═══ Material for the task ═══
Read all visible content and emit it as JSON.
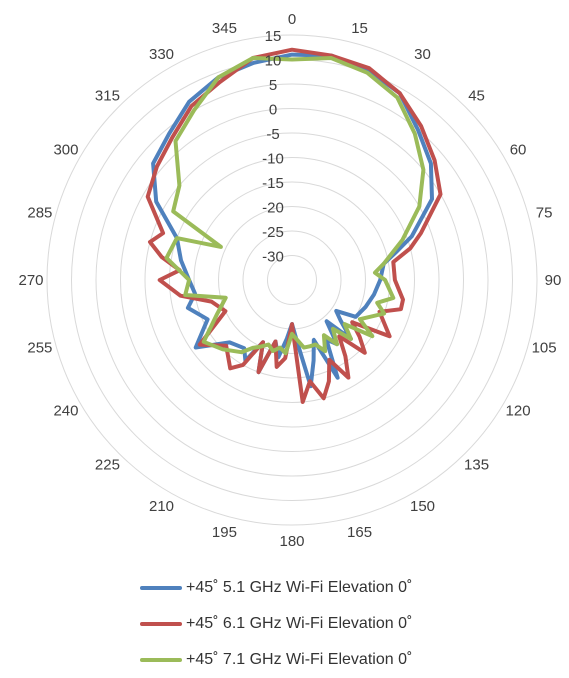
{
  "chart_data": {
    "type": "radar",
    "angle_labels": [
      "0",
      "15",
      "30",
      "45",
      "60",
      "75",
      "90",
      "105",
      "120",
      "135",
      "150",
      "165",
      "180",
      "195",
      "210",
      "225",
      "240",
      "255",
      "270",
      "285",
      "300",
      "315",
      "330",
      "345"
    ],
    "r_ticks": [
      15,
      10,
      5,
      0,
      -5,
      -10,
      -15,
      -20,
      -25,
      -30
    ],
    "r_tick_labels": [
      "15",
      "10",
      "5",
      "0",
      "-5",
      "-10",
      "-15",
      "-20",
      "-25",
      "-30"
    ],
    "rlim": [
      -35,
      15
    ],
    "grid": true,
    "legend_position": "bottom",
    "series": [
      {
        "name": "+45˚ 5.1 GHz Wi-Fi Elevation 0˚",
        "color": "#4f81bd",
        "points": [
          [
            0,
            11
          ],
          [
            10,
            11.5
          ],
          [
            20,
            10.5
          ],
          [
            30,
            9
          ],
          [
            40,
            5
          ],
          [
            50,
            2
          ],
          [
            60,
            -2
          ],
          [
            70,
            -9
          ],
          [
            75,
            -13
          ],
          [
            80,
            -16
          ],
          [
            90,
            -17
          ],
          [
            100,
            -18
          ],
          [
            110,
            -19
          ],
          [
            120,
            -20
          ],
          [
            125,
            -24
          ],
          [
            130,
            -22
          ],
          [
            135,
            -18
          ],
          [
            140,
            -24
          ],
          [
            145,
            -19
          ],
          [
            150,
            -21
          ],
          [
            155,
            -13
          ],
          [
            160,
            -22
          ],
          [
            165,
            -18
          ],
          [
            170,
            -13
          ],
          [
            175,
            -22
          ],
          [
            180,
            -26
          ],
          [
            185,
            -23
          ],
          [
            190,
            -19
          ],
          [
            195,
            -22
          ],
          [
            200,
            -15
          ],
          [
            205,
            -21
          ],
          [
            210,
            -16
          ],
          [
            215,
            -18
          ],
          [
            225,
            -17
          ],
          [
            235,
            -11
          ],
          [
            245,
            -16
          ],
          [
            255,
            -13
          ],
          [
            262,
            -15
          ],
          [
            270,
            -14
          ],
          [
            280,
            -12
          ],
          [
            290,
            -10
          ],
          [
            300,
            -3
          ],
          [
            310,
            2
          ],
          [
            320,
            4
          ],
          [
            330,
            7
          ],
          [
            340,
            9
          ],
          [
            350,
            10
          ],
          [
            360,
            11
          ]
        ]
      },
      {
        "name": "+45˚ 6.1 GHz Wi-Fi Elevation 0˚",
        "color": "#c0504d",
        "points": [
          [
            0,
            12
          ],
          [
            10,
            11.5
          ],
          [
            20,
            11
          ],
          [
            30,
            9
          ],
          [
            40,
            6
          ],
          [
            50,
            3
          ],
          [
            60,
            0
          ],
          [
            70,
            -7
          ],
          [
            75,
            -10
          ],
          [
            80,
            -14
          ],
          [
            90,
            -14
          ],
          [
            100,
            -12
          ],
          [
            105,
            -12
          ],
          [
            110,
            -16
          ],
          [
            120,
            -12
          ],
          [
            125,
            -20
          ],
          [
            130,
            -17
          ],
          [
            135,
            -14
          ],
          [
            140,
            -20
          ],
          [
            145,
            -16
          ],
          [
            150,
            -12
          ],
          [
            155,
            -17
          ],
          [
            160,
            -13
          ],
          [
            165,
            -10
          ],
          [
            170,
            -14
          ],
          [
            175,
            -10
          ],
          [
            180,
            -26
          ],
          [
            185,
            -19
          ],
          [
            190,
            -17
          ],
          [
            195,
            -22
          ],
          [
            200,
            -15
          ],
          [
            205,
            -21
          ],
          [
            210,
            -15
          ],
          [
            215,
            -13
          ],
          [
            225,
            -16
          ],
          [
            235,
            -12
          ],
          [
            245,
            -20
          ],
          [
            255,
            -18
          ],
          [
            262,
            -12
          ],
          [
            270,
            -8
          ],
          [
            275,
            -12
          ],
          [
            280,
            -8
          ],
          [
            285,
            -5
          ],
          [
            290,
            -7
          ],
          [
            300,
            -1
          ],
          [
            310,
            1
          ],
          [
            320,
            3
          ],
          [
            330,
            6
          ],
          [
            340,
            8
          ],
          [
            350,
            11
          ],
          [
            360,
            12
          ]
        ]
      },
      {
        "name": "+45˚ 7.1 GHz Wi-Fi Elevation 0˚",
        "color": "#9bbb59",
        "points": [
          [
            0,
            10
          ],
          [
            10,
            11
          ],
          [
            20,
            10
          ],
          [
            30,
            8
          ],
          [
            40,
            4
          ],
          [
            50,
            0
          ],
          [
            60,
            -5
          ],
          [
            70,
            -11
          ],
          [
            80,
            -16
          ],
          [
            85,
            -18
          ],
          [
            90,
            -16
          ],
          [
            100,
            -14
          ],
          [
            105,
            -17
          ],
          [
            110,
            -15
          ],
          [
            120,
            -19
          ],
          [
            125,
            -15
          ],
          [
            130,
            -21
          ],
          [
            135,
            -18
          ],
          [
            140,
            -22
          ],
          [
            145,
            -19
          ],
          [
            150,
            -22
          ],
          [
            155,
            -19
          ],
          [
            160,
            -21
          ],
          [
            165,
            -21
          ],
          [
            170,
            -21
          ],
          [
            180,
            -24
          ],
          [
            185,
            -20
          ],
          [
            190,
            -21
          ],
          [
            195,
            -20
          ],
          [
            200,
            -21
          ],
          [
            205,
            -20
          ],
          [
            210,
            -19
          ],
          [
            215,
            -17
          ],
          [
            225,
            -15
          ],
          [
            235,
            -13
          ],
          [
            245,
            -18
          ],
          [
            255,
            -21
          ],
          [
            262,
            -13
          ],
          [
            270,
            -14
          ],
          [
            280,
            -9
          ],
          [
            290,
            -10
          ],
          [
            295,
            -19
          ],
          [
            300,
            -7
          ],
          [
            310,
            -5
          ],
          [
            320,
            2
          ],
          [
            330,
            5
          ],
          [
            340,
            9
          ],
          [
            350,
            11
          ],
          [
            360,
            10
          ]
        ]
      }
    ]
  }
}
═══
● **Written task**: Determine the number of lines in the listing that hold the word "Elevation", and supply that number and nothing further.

● **Response for this exercise**: 3